● **Work instructions**
a – Answer these questions about the Python code:
(i) What length must a directory name have for is_valid_uuid_folder to accept it?
(ii) Which two exceptions does get_uuid_folders catch?
(iii) Which five keys does the dictionary returned by extract_info contain?
b – Revise the Python code from "path = os.path.expanduser(directory)" up to and including "folder_path = os.path.join(dirpath, dirname)", writing "root" wherever "dirpath" appears.

In [23]:
import os
import json
from collections import defaultdict
import zipfile
import tarfile
import tempfile
import shutil

def is_valid_uuid_folder(dirname):
    """Check if the directory name represents a valid UUID."""
    return len(dirname) == 32 and all(c in "0123456789abcdefABCDEF" for c in dirname)

def extract_info(config_file):
    """Extract information from the configuration file."""
    with open(config_file, 'r') as f:
        config_data = json.load(f)
        return {
            'graph': config_data['network'].get('kind', ''),
            'size': config_data['network'].get('size', ''),
            'op': config_data.get('op', ''),
            'epsilon': config_data.get('epsilon', ''),
            'trials': config_data.get('trials', '')
        }

def get_uuid_folders(directory):
    """Retrieve a list of UUID folders within the given directory."""
    path = os.path.expanduser(directory)
    uuid_folders = []
    try:
        for dirpath, dirnames, _ in os.walk(path):
            for dirname in dirnames:
                folder_path = os.path.join(dirpath, dirname)
                if is_valid_uuid_folder(dirname):
                    uuid_folders.append(folder_path)
    except (FileNotFoundError, PermissionError) as e:
        print(f"Error accessing folder: {e}")
    return uuid_folders

def extract_compressed_file(file_path, extract_to):
    """Extract a compressed file to the specified directory."""

● **Material**

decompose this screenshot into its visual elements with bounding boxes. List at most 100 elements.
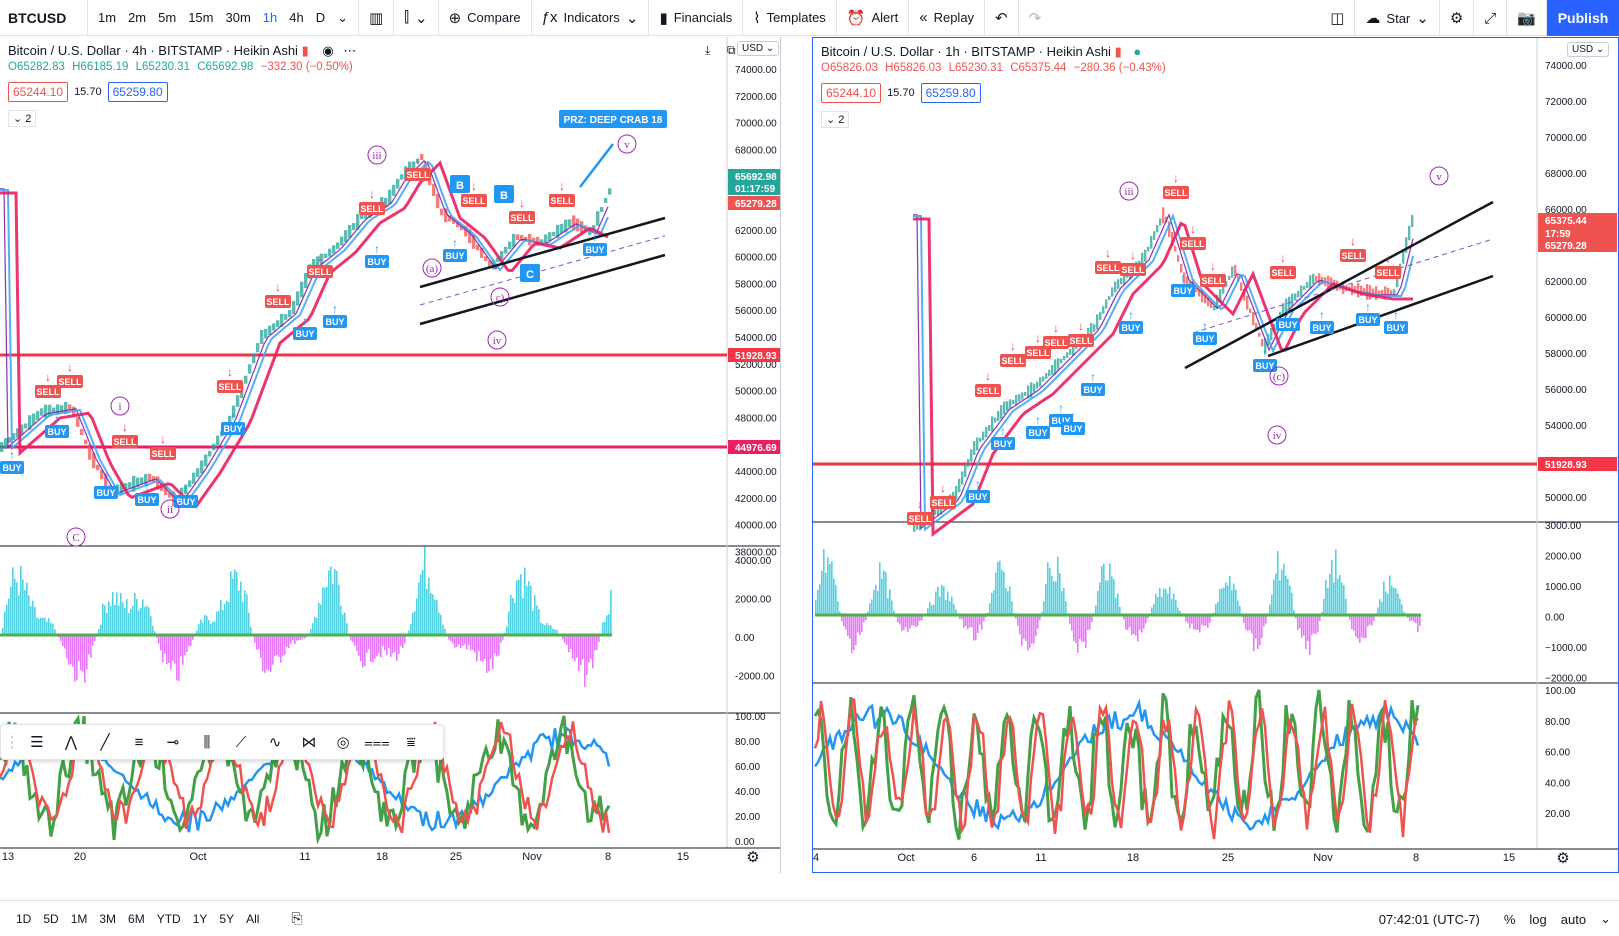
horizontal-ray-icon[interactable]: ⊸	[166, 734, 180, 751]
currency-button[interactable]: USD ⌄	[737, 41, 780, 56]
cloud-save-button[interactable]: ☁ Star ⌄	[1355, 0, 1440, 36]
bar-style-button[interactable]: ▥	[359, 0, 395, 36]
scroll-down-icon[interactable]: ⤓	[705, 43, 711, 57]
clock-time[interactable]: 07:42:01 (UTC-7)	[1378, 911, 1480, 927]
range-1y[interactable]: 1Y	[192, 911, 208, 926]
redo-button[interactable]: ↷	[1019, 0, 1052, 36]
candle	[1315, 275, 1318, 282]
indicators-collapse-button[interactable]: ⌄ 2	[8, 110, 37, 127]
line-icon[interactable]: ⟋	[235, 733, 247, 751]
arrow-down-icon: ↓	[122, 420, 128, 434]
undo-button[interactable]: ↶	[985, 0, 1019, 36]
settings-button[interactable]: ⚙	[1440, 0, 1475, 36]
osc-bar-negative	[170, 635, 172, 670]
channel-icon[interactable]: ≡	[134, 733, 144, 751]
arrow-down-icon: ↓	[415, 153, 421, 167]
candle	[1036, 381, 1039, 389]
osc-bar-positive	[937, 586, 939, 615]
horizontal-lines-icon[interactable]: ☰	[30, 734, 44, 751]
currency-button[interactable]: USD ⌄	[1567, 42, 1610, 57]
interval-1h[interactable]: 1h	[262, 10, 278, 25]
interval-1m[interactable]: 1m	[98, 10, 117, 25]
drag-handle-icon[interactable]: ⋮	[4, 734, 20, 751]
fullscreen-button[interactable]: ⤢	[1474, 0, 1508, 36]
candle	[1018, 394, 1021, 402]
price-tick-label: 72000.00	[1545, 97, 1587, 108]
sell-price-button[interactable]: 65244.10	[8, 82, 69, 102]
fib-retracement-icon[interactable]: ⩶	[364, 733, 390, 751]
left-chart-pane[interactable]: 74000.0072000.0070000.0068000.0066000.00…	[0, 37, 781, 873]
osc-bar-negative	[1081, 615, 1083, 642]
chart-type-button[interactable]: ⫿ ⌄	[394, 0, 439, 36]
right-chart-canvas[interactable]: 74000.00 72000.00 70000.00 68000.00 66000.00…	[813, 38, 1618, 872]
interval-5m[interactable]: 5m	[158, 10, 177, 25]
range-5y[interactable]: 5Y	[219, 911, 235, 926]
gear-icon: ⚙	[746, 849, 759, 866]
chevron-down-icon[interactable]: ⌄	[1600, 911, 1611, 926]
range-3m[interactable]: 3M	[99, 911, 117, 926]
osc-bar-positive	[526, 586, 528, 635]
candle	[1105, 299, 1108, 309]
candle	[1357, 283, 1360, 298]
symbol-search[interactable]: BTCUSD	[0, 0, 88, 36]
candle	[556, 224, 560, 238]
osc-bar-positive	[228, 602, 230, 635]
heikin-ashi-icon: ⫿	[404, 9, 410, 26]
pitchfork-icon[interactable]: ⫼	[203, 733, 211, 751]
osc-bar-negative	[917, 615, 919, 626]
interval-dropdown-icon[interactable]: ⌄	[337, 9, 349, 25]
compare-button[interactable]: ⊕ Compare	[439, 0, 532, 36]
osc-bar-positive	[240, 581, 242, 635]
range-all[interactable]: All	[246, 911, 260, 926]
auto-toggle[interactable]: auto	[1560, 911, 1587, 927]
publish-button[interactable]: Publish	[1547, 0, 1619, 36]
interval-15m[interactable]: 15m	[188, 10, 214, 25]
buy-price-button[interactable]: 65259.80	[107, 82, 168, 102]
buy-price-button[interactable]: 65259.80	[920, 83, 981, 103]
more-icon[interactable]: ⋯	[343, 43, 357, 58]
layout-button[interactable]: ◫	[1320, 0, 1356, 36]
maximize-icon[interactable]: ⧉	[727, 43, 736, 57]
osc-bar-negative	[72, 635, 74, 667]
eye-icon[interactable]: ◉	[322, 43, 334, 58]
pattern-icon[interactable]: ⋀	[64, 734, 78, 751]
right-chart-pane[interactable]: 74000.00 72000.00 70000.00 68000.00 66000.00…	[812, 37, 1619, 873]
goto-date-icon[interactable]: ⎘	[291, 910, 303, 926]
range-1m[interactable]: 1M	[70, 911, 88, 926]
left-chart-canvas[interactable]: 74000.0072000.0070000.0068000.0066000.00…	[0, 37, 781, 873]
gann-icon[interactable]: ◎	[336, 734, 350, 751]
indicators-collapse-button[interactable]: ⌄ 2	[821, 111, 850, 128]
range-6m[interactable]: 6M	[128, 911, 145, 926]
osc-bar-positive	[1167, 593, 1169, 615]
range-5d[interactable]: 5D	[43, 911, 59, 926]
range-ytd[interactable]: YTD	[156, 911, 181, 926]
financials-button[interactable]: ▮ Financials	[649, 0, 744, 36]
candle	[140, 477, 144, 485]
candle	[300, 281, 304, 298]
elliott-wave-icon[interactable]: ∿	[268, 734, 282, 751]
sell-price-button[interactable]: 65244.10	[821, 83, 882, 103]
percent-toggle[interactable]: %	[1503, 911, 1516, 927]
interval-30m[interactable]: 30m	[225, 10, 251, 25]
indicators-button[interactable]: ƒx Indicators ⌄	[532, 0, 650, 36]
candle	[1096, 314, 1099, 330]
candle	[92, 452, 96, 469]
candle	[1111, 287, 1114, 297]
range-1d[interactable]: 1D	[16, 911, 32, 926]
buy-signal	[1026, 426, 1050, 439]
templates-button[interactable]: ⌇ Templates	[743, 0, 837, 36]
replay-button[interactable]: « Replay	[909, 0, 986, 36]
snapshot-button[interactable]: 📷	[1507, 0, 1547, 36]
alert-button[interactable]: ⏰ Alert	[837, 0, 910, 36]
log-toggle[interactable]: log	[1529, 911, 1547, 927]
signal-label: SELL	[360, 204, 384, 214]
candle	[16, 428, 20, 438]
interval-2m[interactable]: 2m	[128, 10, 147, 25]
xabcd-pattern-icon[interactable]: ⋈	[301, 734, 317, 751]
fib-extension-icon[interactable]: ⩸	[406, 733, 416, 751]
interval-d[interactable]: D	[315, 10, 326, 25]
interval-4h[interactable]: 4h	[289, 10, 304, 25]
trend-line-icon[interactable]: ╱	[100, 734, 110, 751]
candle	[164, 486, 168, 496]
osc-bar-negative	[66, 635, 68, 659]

● **Results**
a –
(i) 32 characters.
(ii) FileNotFoundError and PermissionError.
(iii) 'graph', 'size', 'op', 'epsilon' and 'trials'.

b –
path = os.path.expanduser(directory)
    uuid_folders = []
    try:
        for root, dirnames, _ in os.walk(path):
            for dirname in dirnames:
                folder_path = os.path.join(root, dirname)